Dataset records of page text
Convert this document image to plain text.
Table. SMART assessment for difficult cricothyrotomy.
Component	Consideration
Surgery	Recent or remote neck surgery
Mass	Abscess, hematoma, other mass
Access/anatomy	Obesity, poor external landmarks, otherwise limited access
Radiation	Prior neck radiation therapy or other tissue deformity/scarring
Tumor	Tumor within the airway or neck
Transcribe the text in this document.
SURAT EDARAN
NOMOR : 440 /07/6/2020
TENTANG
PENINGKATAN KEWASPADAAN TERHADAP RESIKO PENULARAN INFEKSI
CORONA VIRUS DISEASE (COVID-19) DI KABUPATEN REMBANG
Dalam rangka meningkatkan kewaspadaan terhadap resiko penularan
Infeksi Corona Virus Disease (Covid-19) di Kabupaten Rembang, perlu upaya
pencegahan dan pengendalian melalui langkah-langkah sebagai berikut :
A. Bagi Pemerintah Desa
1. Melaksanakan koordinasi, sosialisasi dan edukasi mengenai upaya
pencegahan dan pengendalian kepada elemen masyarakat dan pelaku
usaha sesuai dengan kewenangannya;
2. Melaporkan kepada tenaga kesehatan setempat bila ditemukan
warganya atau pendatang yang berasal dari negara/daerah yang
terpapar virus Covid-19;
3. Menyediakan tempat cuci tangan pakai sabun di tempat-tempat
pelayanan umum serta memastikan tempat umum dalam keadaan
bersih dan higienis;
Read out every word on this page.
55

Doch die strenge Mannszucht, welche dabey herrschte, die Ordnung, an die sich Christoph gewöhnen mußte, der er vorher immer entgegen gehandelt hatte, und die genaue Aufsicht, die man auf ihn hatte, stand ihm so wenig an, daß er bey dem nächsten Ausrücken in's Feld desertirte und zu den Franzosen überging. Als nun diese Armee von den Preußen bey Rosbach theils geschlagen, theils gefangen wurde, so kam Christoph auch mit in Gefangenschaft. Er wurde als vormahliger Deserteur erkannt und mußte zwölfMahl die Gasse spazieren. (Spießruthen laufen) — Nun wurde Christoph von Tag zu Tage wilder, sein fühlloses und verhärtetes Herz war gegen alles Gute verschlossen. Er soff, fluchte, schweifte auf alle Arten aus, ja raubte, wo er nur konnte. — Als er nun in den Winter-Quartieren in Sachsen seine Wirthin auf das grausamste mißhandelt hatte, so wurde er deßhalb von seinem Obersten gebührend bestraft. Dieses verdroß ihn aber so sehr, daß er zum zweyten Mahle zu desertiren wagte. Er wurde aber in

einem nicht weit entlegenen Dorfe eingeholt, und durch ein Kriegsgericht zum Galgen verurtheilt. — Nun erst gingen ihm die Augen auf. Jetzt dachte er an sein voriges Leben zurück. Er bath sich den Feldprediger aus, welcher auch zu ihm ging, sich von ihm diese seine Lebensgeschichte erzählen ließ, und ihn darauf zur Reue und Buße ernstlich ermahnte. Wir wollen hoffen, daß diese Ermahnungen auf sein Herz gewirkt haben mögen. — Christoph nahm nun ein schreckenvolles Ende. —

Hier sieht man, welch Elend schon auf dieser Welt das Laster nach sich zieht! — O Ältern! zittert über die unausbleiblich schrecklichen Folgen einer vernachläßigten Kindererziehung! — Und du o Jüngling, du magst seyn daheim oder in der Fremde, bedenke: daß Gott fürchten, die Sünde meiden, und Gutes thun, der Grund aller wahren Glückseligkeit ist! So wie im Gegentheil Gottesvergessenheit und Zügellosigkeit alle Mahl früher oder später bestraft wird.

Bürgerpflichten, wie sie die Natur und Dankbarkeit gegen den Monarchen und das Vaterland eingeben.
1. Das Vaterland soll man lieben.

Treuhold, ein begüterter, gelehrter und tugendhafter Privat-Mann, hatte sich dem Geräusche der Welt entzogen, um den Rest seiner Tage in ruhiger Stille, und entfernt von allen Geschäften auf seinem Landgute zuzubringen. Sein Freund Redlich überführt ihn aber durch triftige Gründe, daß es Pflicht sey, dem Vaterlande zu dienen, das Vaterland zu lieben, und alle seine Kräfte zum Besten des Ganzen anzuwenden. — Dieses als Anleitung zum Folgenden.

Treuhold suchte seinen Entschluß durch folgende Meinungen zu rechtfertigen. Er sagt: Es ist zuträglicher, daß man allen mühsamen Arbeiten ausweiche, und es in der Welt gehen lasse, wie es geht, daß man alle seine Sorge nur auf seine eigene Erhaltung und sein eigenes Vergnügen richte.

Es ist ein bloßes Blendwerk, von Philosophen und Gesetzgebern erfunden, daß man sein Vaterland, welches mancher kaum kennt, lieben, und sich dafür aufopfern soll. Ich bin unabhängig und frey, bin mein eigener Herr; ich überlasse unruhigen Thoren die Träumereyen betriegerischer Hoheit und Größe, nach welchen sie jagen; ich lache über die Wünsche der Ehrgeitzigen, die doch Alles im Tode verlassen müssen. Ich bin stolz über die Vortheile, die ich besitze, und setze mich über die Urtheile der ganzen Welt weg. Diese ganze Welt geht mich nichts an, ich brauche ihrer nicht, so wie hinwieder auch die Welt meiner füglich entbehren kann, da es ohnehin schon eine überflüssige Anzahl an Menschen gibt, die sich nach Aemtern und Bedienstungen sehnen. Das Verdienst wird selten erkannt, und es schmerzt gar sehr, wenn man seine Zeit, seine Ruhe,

• Assignment:
Write all of the records out exactly, including every line.

• Result of the exercise:
Convert this document image to plain text.
Table. SMART assessment for difficult cricothyrotomy.
Component	Consideration
Surgery	Recent or remote neck surgery
Mass	Abscess, hematoma, other mass
Access/anatomy	Obesity, poor external landmarks, otherwise limited access
Radiation	Prior neck radiation therapy or other tissue deformity/scarring
Tumor	Tumor within the airway or neck
Transcribe the text in this document.
SURAT EDARAN
NOMOR : 440 /07/6/2020
TENTANG
PENINGKATAN KEWASPADAAN TERHADAP RESIKO PENULARAN INFEKSI
CORONA VIRUS DISEASE (COVID-19) DI KABUPATEN REMBANG
Dalam rangka meningkatkan kewaspadaan terhadap resiko penularan
Infeksi Corona Virus Disease (Covid-19) di Kabupaten Rembang, perlu upaya
pencegahan dan pengendalian melalui langkah-langkah sebagai berikut :
A. Bagi Pemerintah Desa
1. Melaksanakan koordinasi, sosialisasi dan edukasi mengenai upaya
pencegahan dan pengendalian kepada elemen masyarakat dan pelaku
usaha sesuai dengan kewenangannya;
2. Melaporkan kepada tenaga kesehatan setempat bila ditemukan
warganya atau pendatang yang berasal dari negara/daerah yang
terpapar virus Covid-19;
3. Menyediakan tempat cuci tangan pakai sabun di tempat-tempat
pelayanan umum serta memastikan tempat umum dalam keadaan
bersih dan higienis;
Read out every word on this page.
55

Doch die strenge Mannszucht, welche dabey herrschte, die Ordnung, an die sich Christoph gewöhnen mußte, der er vorher immer entgegen gehandelt hatte, und die genaue Aufsicht, die man auf ihn hatte, stand ihm so wenig an, daß er bey dem nächsten Ausrücken in's Feld desertirte und zu den Franzosen überging. Als nun diese Armee von den Preußen bey Rosbach theils geschlagen, theils gefangen wurde, so kam Christoph auch mit in Gefangenschaft. Er wurde als vormahliger Deserteur erkannt und mußte zwölfMahl die Gasse spazieren. (Spießruthen laufen) — Nun wurde Christoph von Tag zu Tage wilder, sein fühlloses und verhärtetes Herz war gegen alles Gute verschlossen. Er soff, fluchte, schweifte auf alle Arten aus, ja raubte, wo er nur konnte. — Als er nun in den Winter-Quartieren in Sachsen seine Wirthin auf das grausamste mißhandelt hatte, so wurde er deßhalb von seinem Obersten gebührend bestraft. Dieses verdroß ihn aber so sehr, daß er zum zweyten Mahle zu desertiren wagte. Er wurde aber in

einem nicht weit entlegenen Dorfe eingeholt, und durch ein Kriegsgericht zum Galgen verurtheilt. — Nun erst gingen ihm die Augen auf. Jetzt dachte er an sein voriges Leben zurück. Er bath sich den Feldprediger aus, welcher auch zu ihm ging, sich von ihm diese seine Lebensgeschichte erzählen ließ, und ihn darauf zur Reue und Buße ernstlich ermahnte. Wir wollen hoffen, daß diese Ermahnungen auf sein Herz gewirkt haben mögen. — Christoph nahm nun ein schreckenvolles Ende. —

Hier sieht man, welch Elend schon auf dieser Welt das Laster nach sich zieht! — O Ältern! zittert über die unausbleiblich schrecklichen Folgen einer vernachläßigten Kindererziehung! — Und du o Jüngling, du magst seyn daheim oder in der Fremde, bedenke: daß Gott fürchten, die Sünde meiden, und Gutes thun, der Grund aller wahren Glückseligkeit ist! So wie im Gegentheil Gottesvergessenheit und Zügellosigkeit alle Mahl früher oder später bestraft wird.

Bürgerpflichten, wie sie die Natur und Dankbarkeit gegen den Monarchen und das Vaterland eingeben.
1. Das Vaterland soll man lieben.

Treuhold, ein begüterter, gelehrter und tugendhafter Privat-Mann, hatte sich dem Geräusche der Welt entzogen, um den Rest seiner Tage in ruhiger Stille, und entfernt von allen Geschäften auf seinem Landgute zuzubringen. Sein Freund Redlich überführt ihn aber durch triftige Gründe, daß es Pflicht sey, dem Vaterlande zu dienen, das Vaterland zu lieben, und alle seine Kräfte zum Besten des Ganzen anzuwenden. — Dieses als Anleitung zum Folgenden.

Treuhold suchte seinen Entschluß durch folgende Meinungen zu rechtfertigen. Er sagt: Es ist zuträglicher, daß man allen mühsamen Arbeiten ausweiche, und es in der Welt gehen lasse, wie es geht, daß man alle seine Sorge nur auf seine eigene Erhaltung und sein eigenes Vergnügen richte.

Es ist ein bloßes Blendwerk, von Philosophen und Gesetzgebern erfunden, daß man sein Vaterland, welches mancher kaum kennt, lieben, und sich dafür aufopfern soll. Ich bin unabhängig und frey, bin mein eigener Herr; ich überlasse unruhigen Thoren die Träumereyen betriegerischer Hoheit und Größe, nach welchen sie jagen; ich lache über die Wünsche der Ehrgeitzigen, die doch Alles im Tode verlassen müssen. Ich bin stolz über die Vortheile, die ich besitze, und setze mich über die Urtheile der ganzen Welt weg. Diese ganze Welt geht mich nichts an, ich brauche ihrer nicht, so wie hinwieder auch die Welt meiner füglich entbehren kann, da es ohnehin schon eine überflüssige Anzahl an Menschen gibt, die sich nach Aemtern und Bedienstungen sehnen. Das Verdienst wird selten erkannt, und es schmerzt gar sehr, wenn man seine Zeit, seine Ruhe,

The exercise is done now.